**Given entries:**
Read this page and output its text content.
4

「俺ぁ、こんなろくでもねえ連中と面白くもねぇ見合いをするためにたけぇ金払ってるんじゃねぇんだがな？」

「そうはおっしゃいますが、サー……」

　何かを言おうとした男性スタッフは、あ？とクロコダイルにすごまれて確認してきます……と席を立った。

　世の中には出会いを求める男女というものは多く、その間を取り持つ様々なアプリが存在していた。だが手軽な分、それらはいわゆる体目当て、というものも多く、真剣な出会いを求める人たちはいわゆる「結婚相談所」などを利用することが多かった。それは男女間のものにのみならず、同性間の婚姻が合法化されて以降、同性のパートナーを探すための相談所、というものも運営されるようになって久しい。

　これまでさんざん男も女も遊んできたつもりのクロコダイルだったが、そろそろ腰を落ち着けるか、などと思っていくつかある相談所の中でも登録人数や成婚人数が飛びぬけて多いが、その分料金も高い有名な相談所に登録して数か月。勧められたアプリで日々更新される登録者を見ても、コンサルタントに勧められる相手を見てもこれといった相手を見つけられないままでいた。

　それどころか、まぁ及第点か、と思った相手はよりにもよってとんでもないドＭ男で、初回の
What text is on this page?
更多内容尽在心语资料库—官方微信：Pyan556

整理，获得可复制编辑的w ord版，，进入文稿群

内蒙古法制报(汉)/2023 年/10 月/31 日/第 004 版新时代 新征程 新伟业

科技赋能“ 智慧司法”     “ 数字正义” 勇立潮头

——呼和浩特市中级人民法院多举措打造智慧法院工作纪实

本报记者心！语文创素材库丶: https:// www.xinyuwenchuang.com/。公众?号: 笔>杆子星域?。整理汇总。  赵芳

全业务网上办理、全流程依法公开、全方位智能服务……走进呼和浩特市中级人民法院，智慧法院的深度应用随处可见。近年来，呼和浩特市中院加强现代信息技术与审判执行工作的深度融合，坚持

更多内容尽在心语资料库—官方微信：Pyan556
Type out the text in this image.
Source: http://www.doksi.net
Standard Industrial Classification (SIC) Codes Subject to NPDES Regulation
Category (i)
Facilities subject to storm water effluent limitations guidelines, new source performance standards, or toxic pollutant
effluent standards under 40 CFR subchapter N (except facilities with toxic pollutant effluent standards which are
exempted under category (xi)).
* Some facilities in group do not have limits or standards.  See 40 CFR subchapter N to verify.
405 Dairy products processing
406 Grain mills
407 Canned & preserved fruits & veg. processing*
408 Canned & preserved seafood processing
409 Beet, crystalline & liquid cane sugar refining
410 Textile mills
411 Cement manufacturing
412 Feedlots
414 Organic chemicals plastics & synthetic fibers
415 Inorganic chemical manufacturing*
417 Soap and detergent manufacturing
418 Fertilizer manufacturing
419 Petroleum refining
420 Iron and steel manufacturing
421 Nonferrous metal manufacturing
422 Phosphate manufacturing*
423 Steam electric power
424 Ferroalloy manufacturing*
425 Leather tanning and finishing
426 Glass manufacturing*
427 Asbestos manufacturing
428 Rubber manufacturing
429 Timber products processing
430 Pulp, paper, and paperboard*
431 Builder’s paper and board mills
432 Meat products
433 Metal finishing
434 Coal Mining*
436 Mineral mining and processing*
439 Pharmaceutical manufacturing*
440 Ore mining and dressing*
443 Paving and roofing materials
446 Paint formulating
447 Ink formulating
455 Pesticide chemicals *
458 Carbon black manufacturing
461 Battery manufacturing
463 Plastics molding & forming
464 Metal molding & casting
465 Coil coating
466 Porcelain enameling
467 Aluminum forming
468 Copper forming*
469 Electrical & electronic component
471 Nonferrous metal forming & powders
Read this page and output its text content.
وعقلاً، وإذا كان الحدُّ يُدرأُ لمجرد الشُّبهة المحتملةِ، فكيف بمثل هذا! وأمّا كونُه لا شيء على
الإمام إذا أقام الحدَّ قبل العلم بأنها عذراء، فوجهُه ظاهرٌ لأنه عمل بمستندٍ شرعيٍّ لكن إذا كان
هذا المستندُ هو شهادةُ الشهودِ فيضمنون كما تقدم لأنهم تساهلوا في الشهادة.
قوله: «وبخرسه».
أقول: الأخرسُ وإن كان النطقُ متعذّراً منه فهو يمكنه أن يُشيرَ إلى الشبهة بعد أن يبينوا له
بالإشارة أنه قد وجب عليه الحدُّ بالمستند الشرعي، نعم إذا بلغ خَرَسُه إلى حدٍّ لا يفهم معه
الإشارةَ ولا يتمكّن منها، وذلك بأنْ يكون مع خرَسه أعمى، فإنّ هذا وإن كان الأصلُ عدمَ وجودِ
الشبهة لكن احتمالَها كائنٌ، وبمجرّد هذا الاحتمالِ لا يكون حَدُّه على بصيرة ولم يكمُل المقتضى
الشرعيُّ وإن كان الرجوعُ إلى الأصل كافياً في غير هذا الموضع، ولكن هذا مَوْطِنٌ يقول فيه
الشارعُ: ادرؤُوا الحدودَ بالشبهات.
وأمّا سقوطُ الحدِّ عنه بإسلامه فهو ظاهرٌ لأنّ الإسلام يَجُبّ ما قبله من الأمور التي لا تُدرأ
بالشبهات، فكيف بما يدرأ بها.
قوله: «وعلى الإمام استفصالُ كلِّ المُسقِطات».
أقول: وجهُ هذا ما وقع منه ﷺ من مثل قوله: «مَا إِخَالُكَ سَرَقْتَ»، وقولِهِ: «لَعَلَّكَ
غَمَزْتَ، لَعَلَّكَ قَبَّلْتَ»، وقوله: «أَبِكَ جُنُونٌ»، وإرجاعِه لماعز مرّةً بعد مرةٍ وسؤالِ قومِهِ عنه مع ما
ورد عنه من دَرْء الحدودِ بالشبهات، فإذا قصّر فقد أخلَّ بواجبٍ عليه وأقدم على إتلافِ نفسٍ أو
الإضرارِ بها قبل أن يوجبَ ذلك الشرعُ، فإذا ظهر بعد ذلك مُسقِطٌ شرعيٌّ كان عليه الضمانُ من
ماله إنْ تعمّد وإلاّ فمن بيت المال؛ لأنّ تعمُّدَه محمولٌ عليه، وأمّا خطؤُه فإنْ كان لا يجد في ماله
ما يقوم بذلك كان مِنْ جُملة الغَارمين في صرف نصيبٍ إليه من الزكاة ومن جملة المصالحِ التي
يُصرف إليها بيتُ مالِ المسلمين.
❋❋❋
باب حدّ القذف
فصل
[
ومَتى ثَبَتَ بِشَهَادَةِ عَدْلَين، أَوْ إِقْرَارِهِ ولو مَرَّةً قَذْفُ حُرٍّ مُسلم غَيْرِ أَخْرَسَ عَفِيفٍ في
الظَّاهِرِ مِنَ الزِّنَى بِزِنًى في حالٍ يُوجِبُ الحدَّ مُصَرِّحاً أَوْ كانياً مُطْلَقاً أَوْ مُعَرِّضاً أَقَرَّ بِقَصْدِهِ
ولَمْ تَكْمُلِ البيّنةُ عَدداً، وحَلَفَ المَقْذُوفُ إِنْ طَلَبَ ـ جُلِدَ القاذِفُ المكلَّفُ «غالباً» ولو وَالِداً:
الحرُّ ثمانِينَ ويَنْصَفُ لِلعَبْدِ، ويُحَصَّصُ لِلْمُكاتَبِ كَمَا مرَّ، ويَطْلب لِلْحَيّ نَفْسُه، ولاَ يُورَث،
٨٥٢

**What you have to do:** Retype the entries exactly, including every line.

**Final result:**
Read this page and output its text content.
4

「俺ぁ、こんなろくでもねえ連中と面白くもねぇ見合いをするためにたけぇ金払ってるんじゃねぇんだがな？」

「そうはおっしゃいますが、サー……」

　何かを言おうとした男性スタッフは、あ？とクロコダイルにすごまれて確認してきます……と席を立った。

　世の中には出会いを求める男女というものは多く、その間を取り持つ様々なアプリが存在していた。だが手軽な分、それらはいわゆる体目当て、というものも多く、真剣な出会いを求める人たちはいわゆる「結婚相談所」などを利用することが多かった。それは男女間のものにのみならず、同性間の婚姻が合法化されて以降、同性のパートナーを探すための相談所、というものも運営されるようになって久しい。

　これまでさんざん男も女も遊んできたつもりのクロコダイルだったが、そろそろ腰を落ち着けるか、などと思っていくつかある相談所の中でも登録人数や成婚人数が飛びぬけて多いが、その分料金も高い有名な相談所に登録して数か月。勧められたアプリで日々更新される登録者を見ても、コンサルタントに勧められる相手を見てもこれといった相手を見つけられないままでいた。

　それどころか、まぁ及第点か、と思った相手はよりにもよってとんでもないドＭ男で、初回の
What text is on this page?
更多内容尽在心语资料库—官方微信：Pyan556

整理，获得可复制编辑的w ord版，，进入文稿群

内蒙古法制报(汉)/2023 年/10 月/31 日/第 004 版新时代 新征程 新伟业

科技赋能“ 智慧司法”     “ 数字正义” 勇立潮头

——呼和浩特市中级人民法院多举措打造智慧法院工作纪实

本报记者心！语文创素材库丶: https:// www.xinyuwenchuang.com/。公众?号: 笔>杆子星域?。整理汇总。  赵芳

全业务网上办理、全流程依法公开、全方位智能服务……走进呼和浩特市中级人民法院，智慧法院的深度应用随处可见。近年来，呼和浩特市中院加强现代信息技术与审判执行工作的深度融合，坚持

更多内容尽在心语资料库—官方微信：Pyan556
Type out the text in this image.
Source: http://www.doksi.net
Standard Industrial Classification (SIC) Codes Subject to NPDES Regulation
Category (i)
Facilities subject to storm water effluent limitations guidelines, new source performance standards, or toxic pollutant
effluent standards under 40 CFR subchapter N (except facilities with toxic pollutant effluent standards which are
exempted under category (xi)).
* Some facilities in group do not have limits or standards.  See 40 CFR subchapter N to verify.
405 Dairy products processing
406 Grain mills
407 Canned & preserved fruits & veg. processing*
408 Canned & preserved seafood processing
409 Beet, crystalline & liquid cane sugar refining
410 Textile mills
411 Cement manufacturing
412 Feedlots
414 Organic chemicals plastics & synthetic fibers
415 Inorganic chemical manufacturing*
417 Soap and detergent manufacturing
418 Fertilizer manufacturing
419 Petroleum refining
420 Iron and steel manufacturing
421 Nonferrous metal manufacturing
422 Phosphate manufacturing*
423 Steam electric power
424 Ferroalloy manufacturing*
425 Leather tanning and finishing
426 Glass manufacturing*
427 Asbestos manufacturing
428 Rubber manufacturing
429 Timber products processing
430 Pulp, paper, and paperboard*
431 Builder’s paper and board mills
432 Meat products
433 Metal finishing
434 Coal Mining*
436 Mineral mining and processing*
439 Pharmaceutical manufacturing*
440 Ore mining and dressing*
443 Paving and roofing materials
446 Paint formulating
447 Ink formulating
455 Pesticide chemicals *
458 Carbon black manufacturing
461 Battery manufacturing
463 Plastics molding & forming
464 Metal molding & casting
465 Coil coating
466 Porcelain enameling
467 Aluminum forming
468 Copper forming*
469 Electrical & electronic component
471 Nonferrous metal forming & powders
Read this page and output its text content.
وعقلاً، وإذا كان الحدُّ يُدرأُ لمجرد الشُّبهة المحتملةِ، فكيف بمثل هذا! وأمّا كونُه لا شيء على
الإمام إذا أقام الحدَّ قبل العلم بأنها عذراء، فوجهُه ظاهرٌ لأنه عمل بمستندٍ شرعيٍّ لكن إذا كان
هذا المستندُ هو شهادةُ الشهودِ فيضمنون كما تقدم لأنهم تساهلوا في الشهادة.
قوله: «وبخرسه».
أقول: الأخرسُ وإن كان النطقُ متعذّراً منه فهو يمكنه أن يُشيرَ إلى الشبهة بعد أن يبينوا له
بالإشارة أنه قد وجب عليه الحدُّ بالمستند الشرعي، نعم إذا بلغ خَرَسُه إلى حدٍّ لا يفهم معه
الإشارةَ ولا يتمكّن منها، وذلك بأنْ يكون مع خرَسه أعمى، فإنّ هذا وإن كان الأصلُ عدمَ وجودِ
الشبهة لكن احتمالَها كائنٌ، وبمجرّد هذا الاحتمالِ لا يكون حَدُّه على بصيرة ولم يكمُل المقتضى
الشرعيُّ وإن كان الرجوعُ إلى الأصل كافياً في غير هذا الموضع، ولكن هذا مَوْطِنٌ يقول فيه
الشارعُ: ادرؤُوا الحدودَ بالشبهات.
وأمّا سقوطُ الحدِّ عنه بإسلامه فهو ظاهرٌ لأنّ الإسلام يَجُبّ ما قبله من الأمور التي لا تُدرأ
بالشبهات، فكيف بما يدرأ بها.
قوله: «وعلى الإمام استفصالُ كلِّ المُسقِطات».
أقول: وجهُ هذا ما وقع منه ﷺ من مثل قوله: «مَا إِخَالُكَ سَرَقْتَ»، وقولِهِ: «لَعَلَّكَ
غَمَزْتَ، لَعَلَّكَ قَبَّلْتَ»، وقوله: «أَبِكَ جُنُونٌ»، وإرجاعِه لماعز مرّةً بعد مرةٍ وسؤالِ قومِهِ عنه مع ما
ورد عنه من دَرْء الحدودِ بالشبهات، فإذا قصّر فقد أخلَّ بواجبٍ عليه وأقدم على إتلافِ نفسٍ أو
الإضرارِ بها قبل أن يوجبَ ذلك الشرعُ، فإذا ظهر بعد ذلك مُسقِطٌ شرعيٌّ كان عليه الضمانُ من
ماله إنْ تعمّد وإلاّ فمن بيت المال؛ لأنّ تعمُّدَه محمولٌ عليه، وأمّا خطؤُه فإنْ كان لا يجد في ماله
ما يقوم بذلك كان مِنْ جُملة الغَارمين في صرف نصيبٍ إليه من الزكاة ومن جملة المصالحِ التي
يُصرف إليها بيتُ مالِ المسلمين.
❋❋❋
باب حدّ القذف
فصل
[
ومَتى ثَبَتَ بِشَهَادَةِ عَدْلَين، أَوْ إِقْرَارِهِ ولو مَرَّةً قَذْفُ حُرٍّ مُسلم غَيْرِ أَخْرَسَ عَفِيفٍ في
الظَّاهِرِ مِنَ الزِّنَى بِزِنًى في حالٍ يُوجِبُ الحدَّ مُصَرِّحاً أَوْ كانياً مُطْلَقاً أَوْ مُعَرِّضاً أَقَرَّ بِقَصْدِهِ
ولَمْ تَكْمُلِ البيّنةُ عَدداً، وحَلَفَ المَقْذُوفُ إِنْ طَلَبَ ـ جُلِدَ القاذِفُ المكلَّفُ «غالباً» ولو وَالِداً:
الحرُّ ثمانِينَ ويَنْصَفُ لِلعَبْدِ، ويُحَصَّصُ لِلْمُكاتَبِ كَمَا مرَّ، ويَطْلب لِلْحَيّ نَفْسُه، ولاَ يُورَث،
٨٥٢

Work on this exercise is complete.